## Data excerpts
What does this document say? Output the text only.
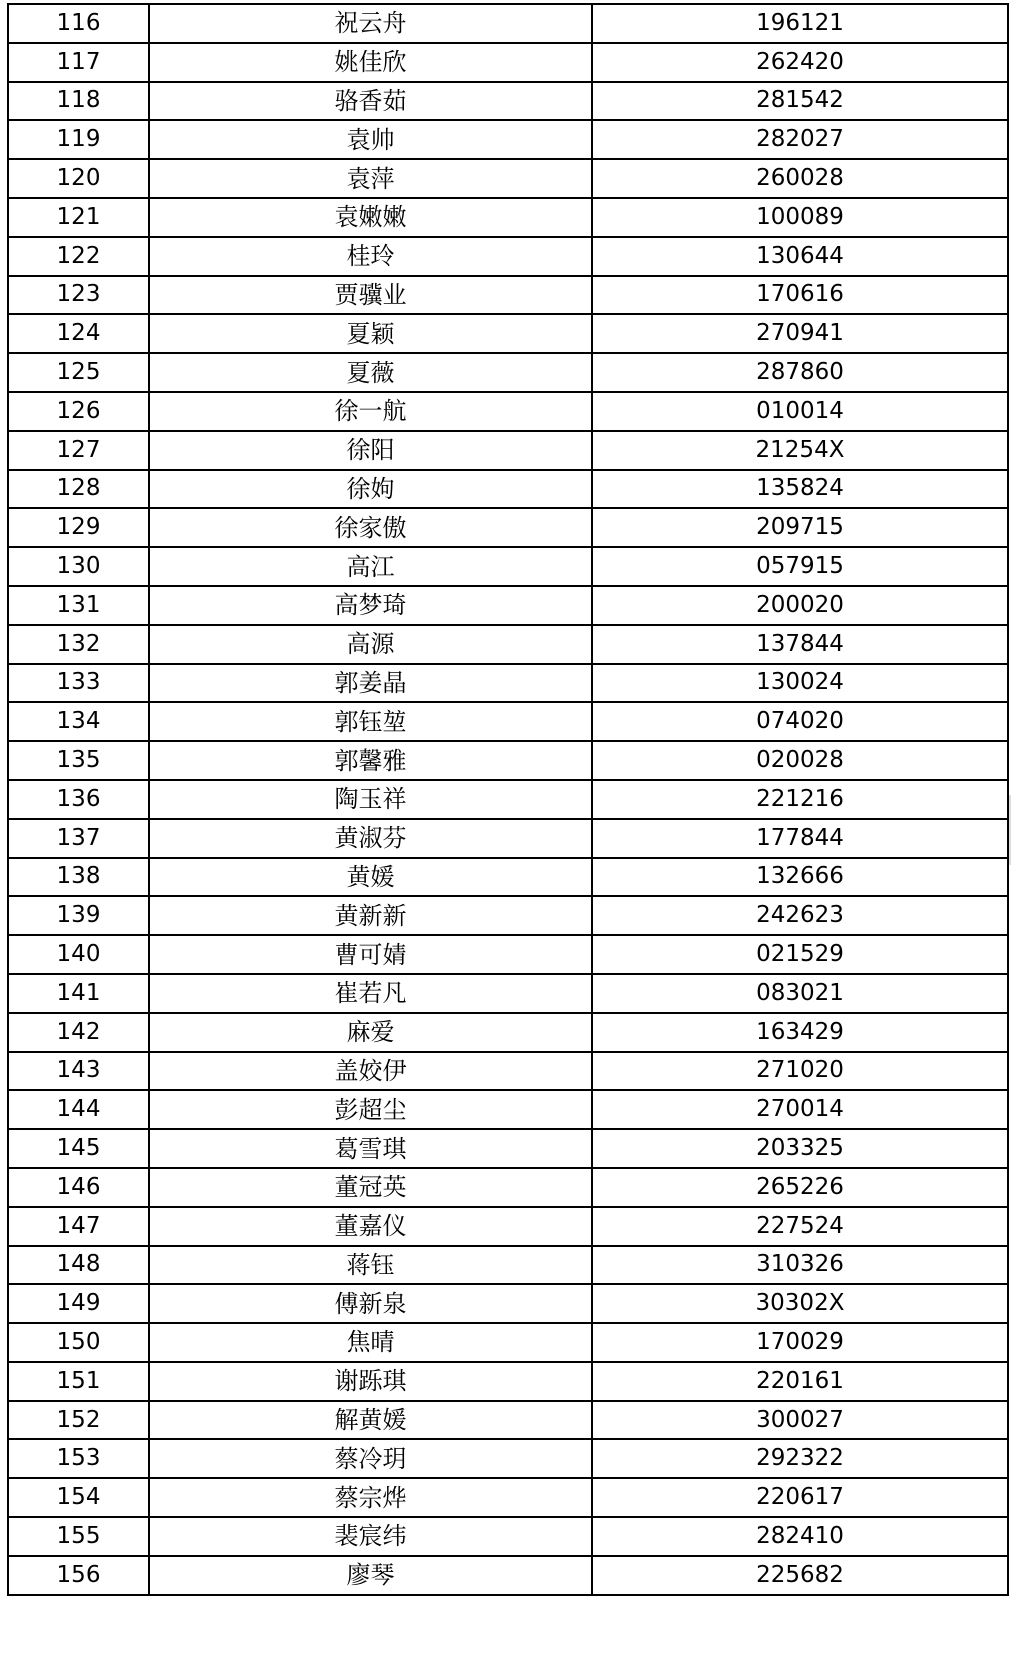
116	祝云舟	196121
117	姚佳欣	262420
118	骆香茹	281542
119	袁帅	282027
120	袁萍	260028
121	袁嫩嫩	100089
122	桂玲	130644
123	贾骥业	170616
124	夏颖	270941
125	夏薇	287860
126	徐一航	010014
127	徐阳	21254X
128	徐姁	135824
129	徐家傲	209715
130	高江	057915
131	高梦琦	200020
132	高源	137844
133	郭姜晶	130024
134	郭钰堃	074020
135	郭馨雅	020028
136	陶玉祥	221216
137	黄淑芬	177844
138	黄媛	132666
139	黄新新	242623
140	曹可婧	021529
141	崔若凡	083021
142	麻爱	163429
143	盖姣伊	271020
144	彭超尘	270014
145	葛雪琪	203325
146	董冠英	265226
147	董嘉仪	227524
148	蒋钰	310326
149	傅新泉	30302X
150	焦晴	170029
151	谢跞琪	220161
152	解黄媛	300027
153	蔡冷玥	292322
154	蔡宗烨	220617
155	裴宸纬	282410
156	廖琴	225682
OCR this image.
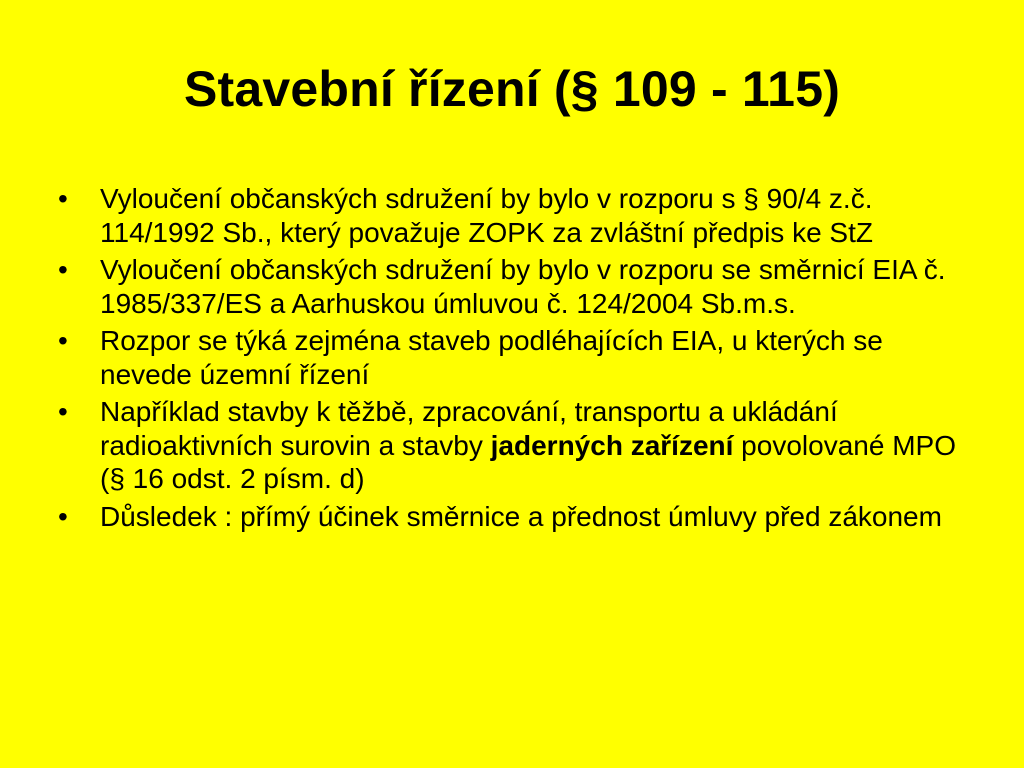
Stavební řízení (§ 109 - 115)
•	Vyloučení občanských sdružení by bylo v rozporu s § 90/4 z.č. 114/1992 Sb., který považuje ZOPK za zvláštní předpis ke StZ
•	Vyloučení občanských sdružení by bylo v rozporu se směrnicí EIA č. 1985/337/ES a Aarhuskou úmluvou č. 124/2004 Sb.m.s.
•	Rozpor se týká zejména staveb podléhajících EIA, u kterých se nevede územní řízení
•	Například stavby k těžbě, zpracování, transportu a ukládání radioaktivních surovin a stavby jaderných zařízení povolované MPO (§ 16 odst. 2 písm. d)
•	Důsledek : přímý účinek směrnice a přednost úmluvy před zákonem
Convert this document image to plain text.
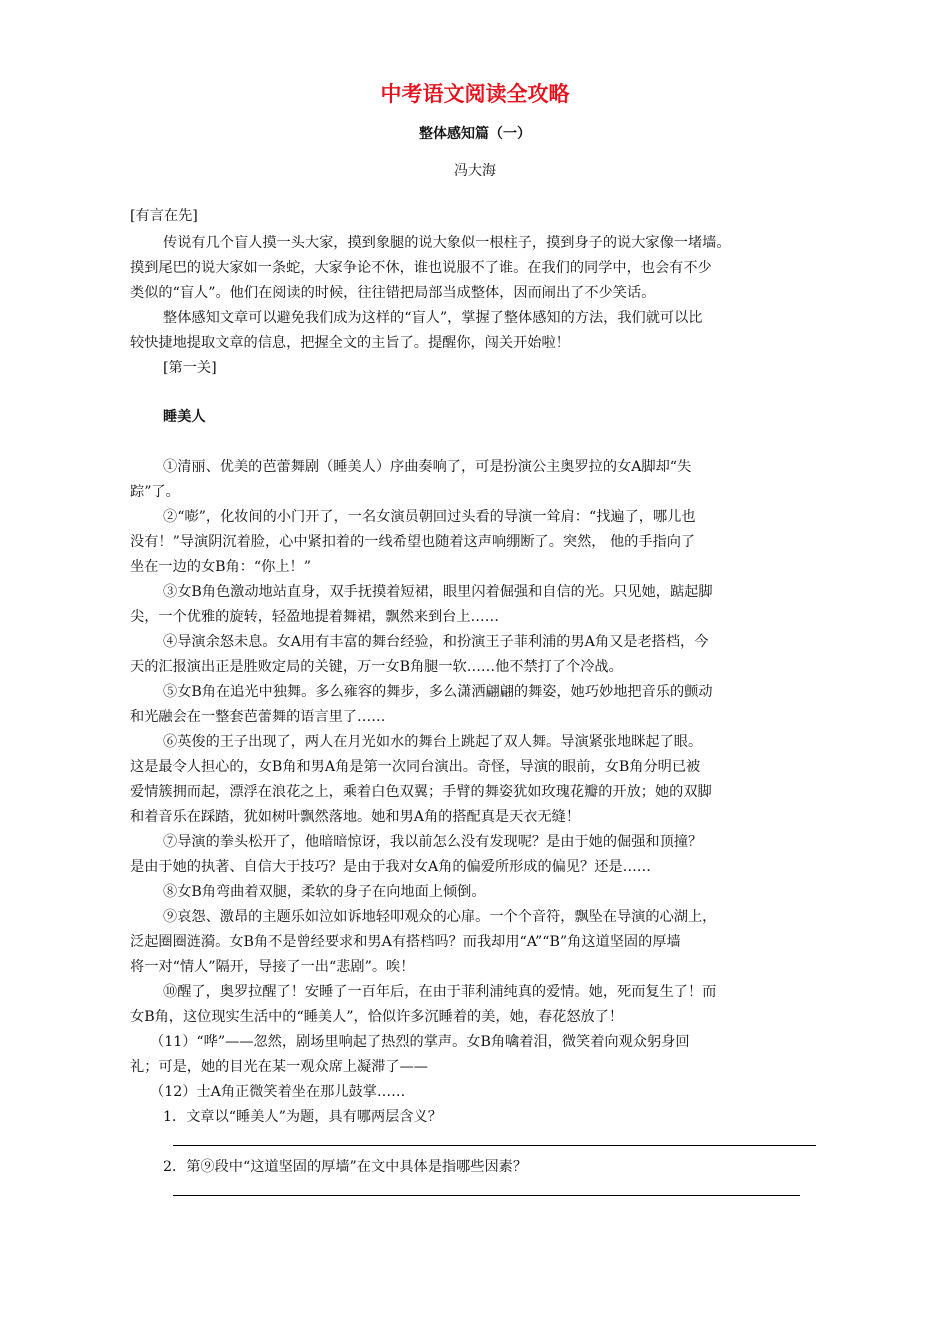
中考语文阅读全攻略
整体感知篇（一）
冯大海
[有言在先]
传说有几个盲人摸一头大家，摸到象腿的说大象似一根柱子，摸到身子的说大家像一堵墙。
摸到尾巴的说大家如一条蛇，大家争论不休，谁也说服不了谁。在我们的同学中，也会有不少
类似的“盲人”。他们在阅读的时候，往往错把局部当成整体，因而闹出了不少笑话。
整体感知文章可以避免我们成为这样的“盲人”，掌握了整体感知的方法，我们就可以比
较快捷地提取文章的信息，把握全文的主旨了。提醒你，闯关开始啦！
[第一关]
睡美人
①清丽、优美的芭蕾舞剧（睡美人）序曲奏响了，可是扮演公主奥罗拉的女A脚却“失
踪”了。
②“嘭”，化妆间的小门开了，一名女演员朝回过头看的导演一耸肩：“找遍了，哪儿也
没有！”导演阴沉着脸，心中紧扣着的一线希望也随着这声响绷断了。突然， 他的手指向了
坐在一边的女B角：“你上！”
③女B角色激动地站直身，双手抚摸着短裙，眼里闪着倔强和自信的光。只见她，踮起脚
尖，一个优雅的旋转，轻盈地提着舞裙，飘然来到台上……
④导演余怒未息。女A用有丰富的舞台经验，和扮演王子菲利浦的男A角又是老搭档，今
天的汇报演出正是胜败定局的关键，万一女B角腿一软……他不禁打了个冷战。
⑤女B角在追光中独舞。多么雍容的舞步，多么潇洒翩翩的舞姿，她巧妙地把音乐的颤动
和光融会在一整套芭蕾舞的语言里了……
⑥英俊的王子出现了，两人在月光如水的舞台上跳起了双人舞。导演紧张地眯起了眼。
这是最令人担心的，女B角和男A角是第一次同台演出。奇怪，导演的眼前，女B角分明已被
爱情簇拥而起，漂浮在浪花之上，乘着白色双翼；手臂的舞姿犹如玫瑰花瓣的开放；她的双脚
和着音乐在踩踏，犹如树叶飘然落地。她和男A角的搭配真是天衣无缝！
⑦导演的拳头松开了，他暗暗惊讶，我以前怎么没有发现呢？是由于她的倔强和顶撞？
是由于她的执著、自信大于技巧？是由于我对女A角的偏爱所形成的偏见？还是……
⑧女B角弯曲着双腿，柔软的身子在向地面上倾倒。
⑨哀怨、激昂的主题乐如泣如诉地轻叩观众的心扉。一个个音符，飘坠在导演的心湖上，
泛起圈圈涟漪。女B角不是曾经要求和男A有搭档吗？而我却用“A”“B”角这道坚固的厚墙
将一对“情人”隔开，导接了一出“悲剧”。唉！
⑩醒了，奥罗拉醒了！安睡了一百年后，在由于菲利浦纯真的爱情。她，死而复生了！而
女B角，这位现实生活中的“睡美人”，恰似许多沉睡着的美，她，春花怒放了！
（11）“哗”——忽然，剧场里响起了热烈的掌声。女B角噙着泪，微笑着向观众躬身回
礼；可是，她的目光在某一观众席上凝滞了——
（12）士A角正微笑着坐在那儿鼓掌……
1．文章以“睡美人”为题，具有哪两层含义？
2．第⑨段中“这道坚固的厚墙”在文中具体是指哪些因素？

## What the exercise asks
Would you mind returning each entry above word for word, skipping the images?

## Finished task
What does this document say? Output the text only.
116	祝云舟	196121
117	姚佳欣	262420
118	骆香茹	281542
119	袁帅	282027
120	袁萍	260028
121	袁嫩嫩	100089
122	桂玲	130644
123	贾骥业	170616
124	夏颖	270941
125	夏薇	287860
126	徐一航	010014
127	徐阳	21254X
128	徐姁	135824
129	徐家傲	209715
130	高江	057915
131	高梦琦	200020
132	高源	137844
133	郭姜晶	130024
134	郭钰堃	074020
135	郭馨雅	020028
136	陶玉祥	221216
137	黄淑芬	177844
138	黄媛	132666
139	黄新新	242623
140	曹可婧	021529
141	崔若凡	083021
142	麻爱	163429
143	盖姣伊	271020
144	彭超尘	270014
145	葛雪琪	203325
146	董冠英	265226
147	董嘉仪	227524
148	蒋钰	310326
149	傅新泉	30302X
150	焦晴	170029
151	谢跞琪	220161
152	解黄媛	300027
153	蔡冷玥	292322
154	蔡宗烨	220617
155	裴宸纬	282410
156	廖琴	225682
OCR this image.
Stavební řízení (§ 109 - 115)
•	Vyloučení občanských sdružení by bylo v rozporu s § 90/4 z.č. 114/1992 Sb., který považuje ZOPK za zvláštní předpis ke StZ
•	Vyloučení občanských sdružení by bylo v rozporu se směrnicí EIA č. 1985/337/ES a Aarhuskou úmluvou č. 124/2004 Sb.m.s.
•	Rozpor se týká zejména staveb podléhajících EIA, u kterých se nevede územní řízení
•	Například stavby k těžbě, zpracování, transportu a ukládání radioaktivních surovin a stavby jaderných zařízení povolované MPO (§ 16 odst. 2 písm. d)
•	Důsledek : přímý účinek směrnice a přednost úmluvy před zákonem
Convert this document image to plain text.
中考语文阅读全攻略
整体感知篇（一）
冯大海
[有言在先]
传说有几个盲人摸一头大家，摸到象腿的说大象似一根柱子，摸到身子的说大家像一堵墙。
摸到尾巴的说大家如一条蛇，大家争论不休，谁也说服不了谁。在我们的同学中，也会有不少
类似的“盲人”。他们在阅读的时候，往往错把局部当成整体，因而闹出了不少笑话。
整体感知文章可以避免我们成为这样的“盲人”，掌握了整体感知的方法，我们就可以比
较快捷地提取文章的信息，把握全文的主旨了。提醒你，闯关开始啦！
[第一关]
睡美人
①清丽、优美的芭蕾舞剧（睡美人）序曲奏响了，可是扮演公主奥罗拉的女A脚却“失
踪”了。
②“嘭”，化妆间的小门开了，一名女演员朝回过头看的导演一耸肩：“找遍了，哪儿也
没有！”导演阴沉着脸，心中紧扣着的一线希望也随着这声响绷断了。突然， 他的手指向了
坐在一边的女B角：“你上！”
③女B角色激动地站直身，双手抚摸着短裙，眼里闪着倔强和自信的光。只见她，踮起脚
尖，一个优雅的旋转，轻盈地提着舞裙，飘然来到台上……
④导演余怒未息。女A用有丰富的舞台经验，和扮演王子菲利浦的男A角又是老搭档，今
天的汇报演出正是胜败定局的关键，万一女B角腿一软……他不禁打了个冷战。
⑤女B角在追光中独舞。多么雍容的舞步，多么潇洒翩翩的舞姿，她巧妙地把音乐的颤动
和光融会在一整套芭蕾舞的语言里了……
⑥英俊的王子出现了，两人在月光如水的舞台上跳起了双人舞。导演紧张地眯起了眼。
这是最令人担心的，女B角和男A角是第一次同台演出。奇怪，导演的眼前，女B角分明已被
爱情簇拥而起，漂浮在浪花之上，乘着白色双翼；手臂的舞姿犹如玫瑰花瓣的开放；她的双脚
和着音乐在踩踏，犹如树叶飘然落地。她和男A角的搭配真是天衣无缝！
⑦导演的拳头松开了，他暗暗惊讶，我以前怎么没有发现呢？是由于她的倔强和顶撞？
是由于她的执著、自信大于技巧？是由于我对女A角的偏爱所形成的偏见？还是……
⑧女B角弯曲着双腿，柔软的身子在向地面上倾倒。
⑨哀怨、激昂的主题乐如泣如诉地轻叩观众的心扉。一个个音符，飘坠在导演的心湖上，
泛起圈圈涟漪。女B角不是曾经要求和男A有搭档吗？而我却用“A”“B”角这道坚固的厚墙
将一对“情人”隔开，导接了一出“悲剧”。唉！
⑩醒了，奥罗拉醒了！安睡了一百年后，在由于菲利浦纯真的爱情。她，死而复生了！而
女B角，这位现实生活中的“睡美人”，恰似许多沉睡着的美，她，春花怒放了！
（11）“哗”——忽然，剧场里响起了热烈的掌声。女B角噙着泪，微笑着向观众躬身回
礼；可是，她的目光在某一观众席上凝滞了——
（12）士A角正微笑着坐在那儿鼓掌……
1．文章以“睡美人”为题，具有哪两层含义？
2．第⑨段中“这道坚固的厚墙”在文中具体是指哪些因素？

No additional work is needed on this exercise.